→ **Goal of the exercise**:
Write out the entire listing below exactly as it appears, minus any pictures.

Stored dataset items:

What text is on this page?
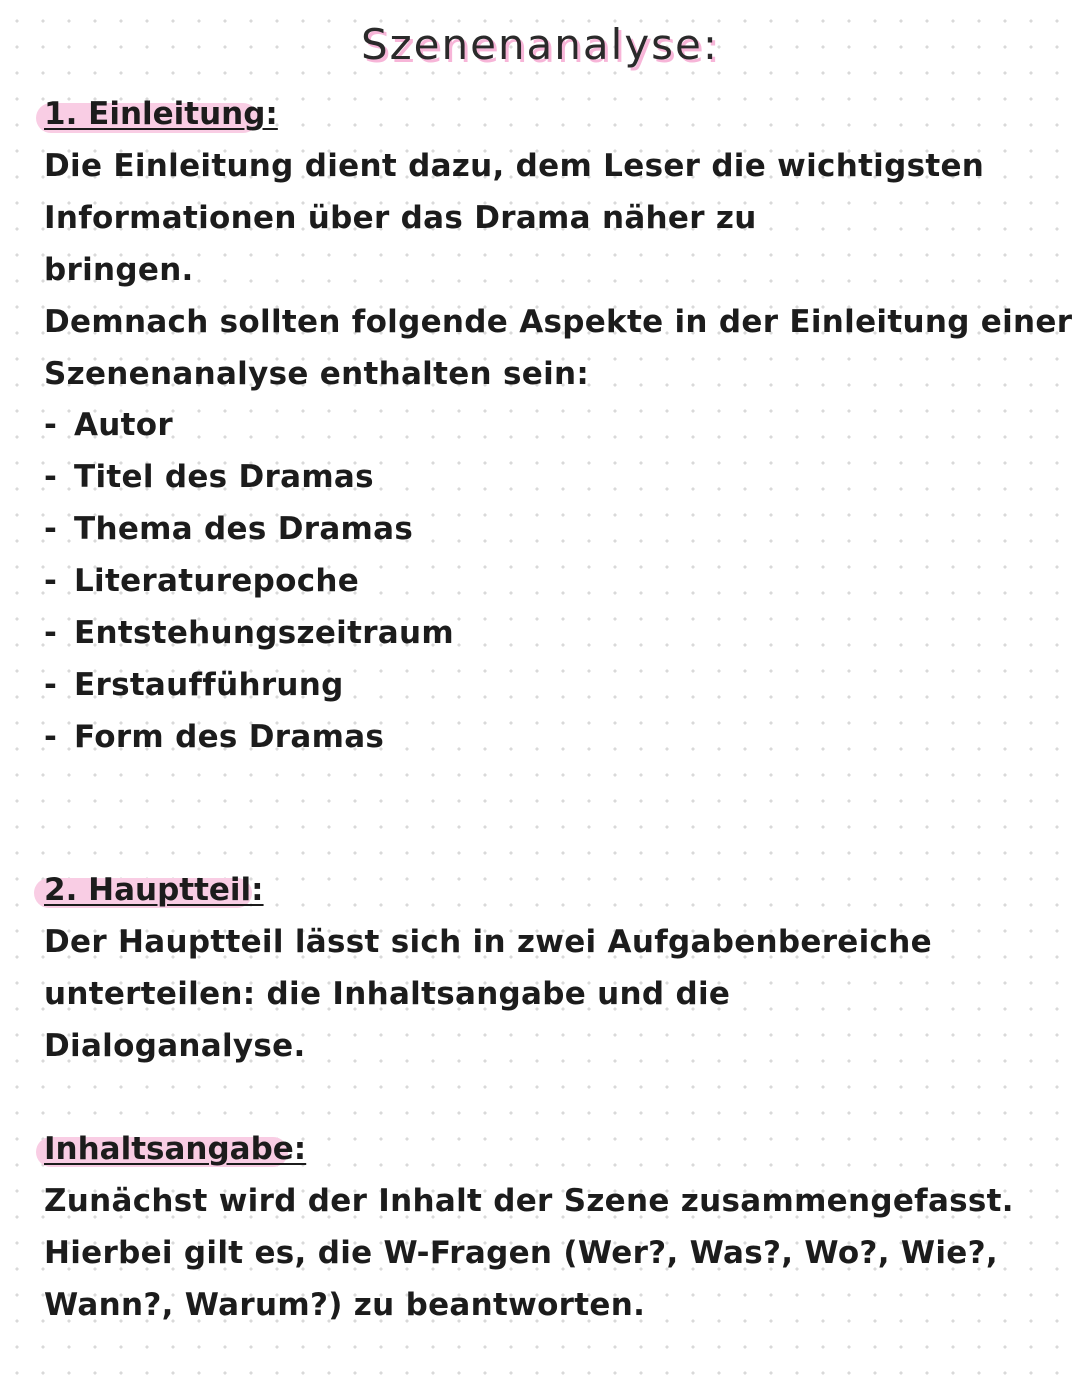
Szenenanalyse:
1. Einleitung:
Die Einleitung dient dazu, dem Leser die wichtigsten
Informationen über das Drama näher zu
bringen.
Demnach sollten folgende Aspekte in der Einleitung einer
Szenenanalyse enthalten sein:
- Autor
- Titel des Dramas
- Thema des Dramas
- Literaturepoche
- Entstehungszeitraum
- Erstaufführung
- Form des Dramas
2. Hauptteil:
Der Hauptteil lässt sich in zwei Aufgabenbereiche
unterteilen: die Inhaltsangabe und die
Dialoganalyse.
Inhaltsangabe:
Zunächst wird der Inhalt der Szene zusammengefasst.
Hierbei gilt es, die W-Fragen (Wer?, Was?, Wo?, Wie?,
Wann?, Warum?) zu beantworten.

→ **Solution to this problem**:
What text is on this page?
Szenenanalyse:
1. Einleitung:
Die Einleitung dient dazu, dem Leser die wichtigsten
Informationen über das Drama näher zu
bringen.
Demnach sollten folgende Aspekte in der Einleitung einer
Szenenanalyse enthalten sein:
- Autor
- Titel des Dramas
- Thema des Dramas
- Literaturepoche
- Entstehungszeitraum
- Erstaufführung
- Form des Dramas
2. Hauptteil:
Der Hauptteil lässt sich in zwei Aufgabenbereiche
unterteilen: die Inhaltsangabe und die
Dialoganalyse.
Inhaltsangabe:
Zunächst wird der Inhalt der Szene zusammengefasst.
Hierbei gilt es, die W-Fragen (Wer?, Was?, Wo?, Wie?,
Wann?, Warum?) zu beantworten.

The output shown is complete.